Task statement: Reproduce all of the material exactly as shown.

Available data:

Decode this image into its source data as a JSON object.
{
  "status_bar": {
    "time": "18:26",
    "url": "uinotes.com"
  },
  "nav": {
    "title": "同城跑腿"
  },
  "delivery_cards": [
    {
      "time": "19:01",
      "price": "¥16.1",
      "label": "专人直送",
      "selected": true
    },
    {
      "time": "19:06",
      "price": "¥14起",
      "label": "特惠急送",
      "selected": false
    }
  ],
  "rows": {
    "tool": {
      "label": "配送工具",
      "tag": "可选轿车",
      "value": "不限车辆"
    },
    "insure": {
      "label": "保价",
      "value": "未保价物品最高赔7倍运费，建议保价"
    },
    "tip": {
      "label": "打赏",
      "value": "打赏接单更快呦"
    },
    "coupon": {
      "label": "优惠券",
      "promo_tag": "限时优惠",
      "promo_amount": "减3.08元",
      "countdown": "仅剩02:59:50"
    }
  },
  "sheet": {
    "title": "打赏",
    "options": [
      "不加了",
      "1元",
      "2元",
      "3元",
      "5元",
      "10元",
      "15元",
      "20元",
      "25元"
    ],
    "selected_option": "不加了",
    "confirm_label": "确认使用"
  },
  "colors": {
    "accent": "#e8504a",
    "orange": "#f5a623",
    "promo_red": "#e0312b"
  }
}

Solution:
Decode this image into its source data as a JSON object.
{
  "status_bar": {
    "time": "18:26",
    "url": "uinotes.com"
  },
  "nav": {
    "title": "同城跑腿"
  },
  "delivery_cards": [
    {
      "time": "19:01",
      "price": "¥16.1",
      "label": "专人直送",
      "selected": true
    },
    {
      "time": "19:06",
      "price": "¥14起",
      "label": "特惠急送",
      "selected": false
    }
  ],
  "rows": {
    "tool": {
      "label": "配送工具",
      "tag": "可选轿车",
      "value": "不限车辆"
    },
    "insure": {
      "label": "保价",
      "value": "未保价物品最高赔7倍运费，建议保价"
    },
    "tip": {
      "label": "打赏",
      "value": "打赏接单更快呦"
    },
    "coupon": {
      "label": "优惠券",
      "promo_tag": "限时优惠",
      "promo_amount": "减3.08元",
      "countdown": "仅剩02:59:50"
    }
  },
  "sheet": {
    "title": "打赏",
    "options": [
      "不加了",
      "1元",
      "2元",
      "3元",
      "5元",
      "10元",
      "15元",
      "20元",
      "25元"
    ],
    "selected_option": "不加了",
    "confirm_label": "确认使用"
  },
  "colors": {
    "accent": "#e8504a",
    "orange": "#f5a623",
    "promo_red": "#e0312b"
  }
}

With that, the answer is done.